◆ **Exercise description**
Give back each entry unchanged, minus pictures.

◆ **Provided material**
******************************

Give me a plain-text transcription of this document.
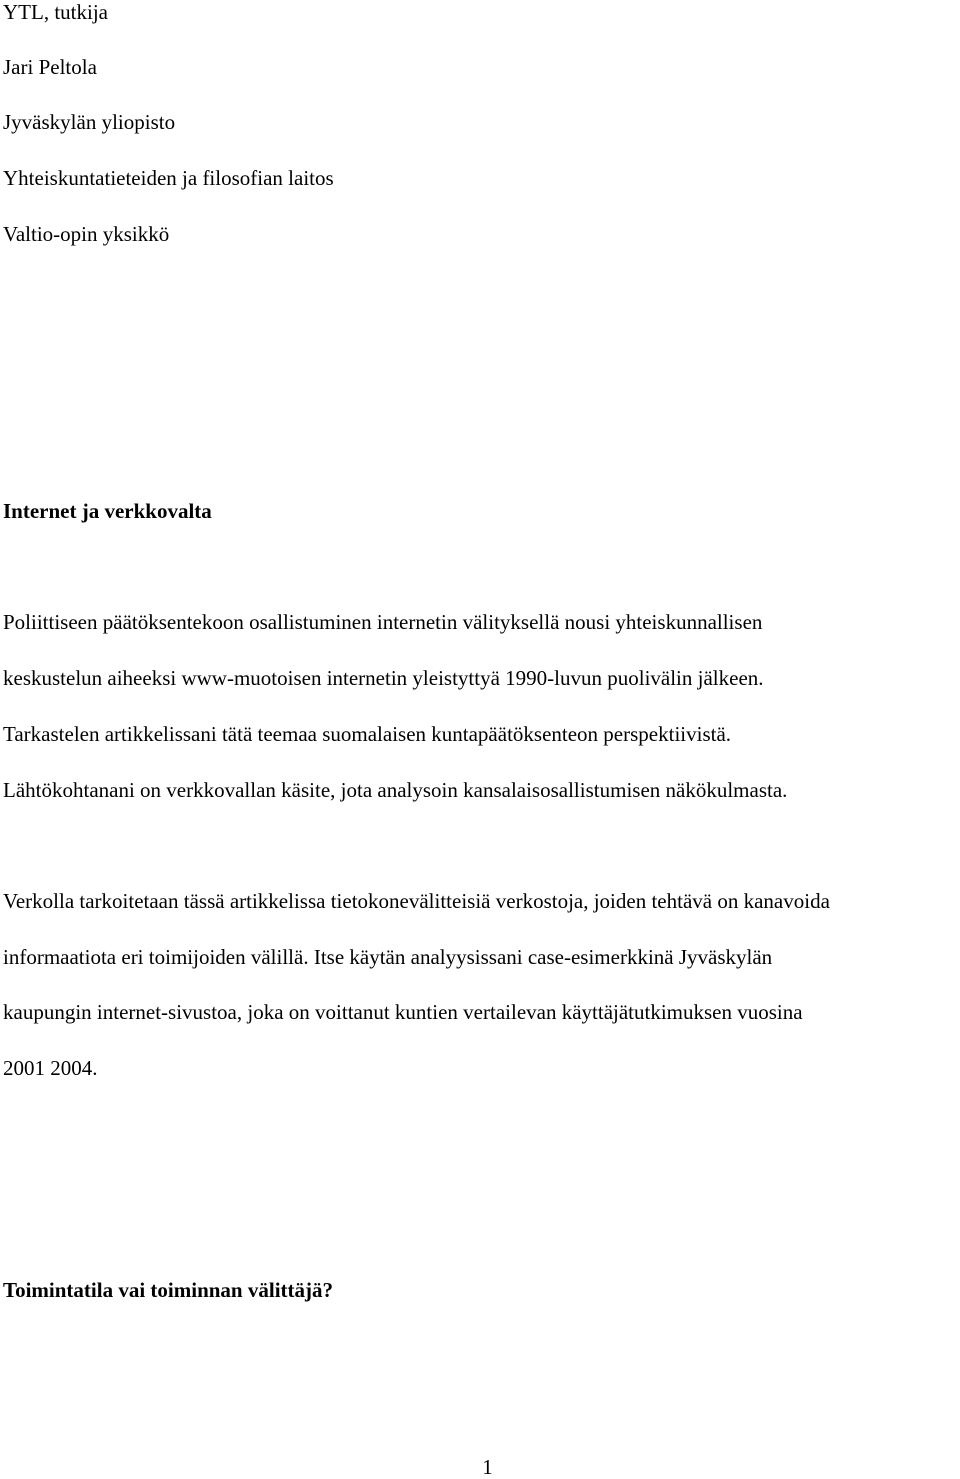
YTL, tutkija
Jari Peltola
Jyväskylän yliopisto
Yhteiskuntatieteiden ja filosofian laitos
Valtio-opin yksikkö
Internet ja verkkovalta
Poliittiseen päätöksentekoon osallistuminen internetin välityksellä nousi yhteiskunnallisen
keskustelun aiheeksi www-muotoisen internetin yleistyttyä 1990-luvun puolivälin jälkeen.
Tarkastelen artikkelissani tätä teemaa suomalaisen kuntapäätöksenteon perspektiivistä.
Lähtökohtanani on verkkovallan käsite, jota analysoin kansalaisosallistumisen näkökulmasta.
Verkolla tarkoitetaan tässä artikkelissa tietokonevälitteisiä verkostoja, joiden tehtävä on kanavoida
informaatiota eri toimijoiden välillä. Itse käytän analyysissani case-esimerkkinä Jyväskylän
kaupungin internet-sivustoa, joka on voittanut kuntien vertailevan käyttäjätutkimuksen vuosina
2001 2004.
Toimintatila vai toiminnan välittäjä?
1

******************************

◆ **Output for this task**
Give me a plain-text transcription of this document.
YTL, tutkija
Jari Peltola
Jyväskylän yliopisto
Yhteiskuntatieteiden ja filosofian laitos
Valtio-opin yksikkö
Internet ja verkkovalta
Poliittiseen päätöksentekoon osallistuminen internetin välityksellä nousi yhteiskunnallisen
keskustelun aiheeksi www-muotoisen internetin yleistyttyä 1990-luvun puolivälin jälkeen.
Tarkastelen artikkelissani tätä teemaa suomalaisen kuntapäätöksenteon perspektiivistä.
Lähtökohtanani on verkkovallan käsite, jota analysoin kansalaisosallistumisen näkökulmasta.
Verkolla tarkoitetaan tässä artikkelissa tietokonevälitteisiä verkostoja, joiden tehtävä on kanavoida
informaatiota eri toimijoiden välillä. Itse käytän analyysissani case-esimerkkinä Jyväskylän
kaupungin internet-sivustoa, joka on voittanut kuntien vertailevan käyttäjätutkimuksen vuosina
2001 2004.
Toimintatila vai toiminnan välittäjä?
1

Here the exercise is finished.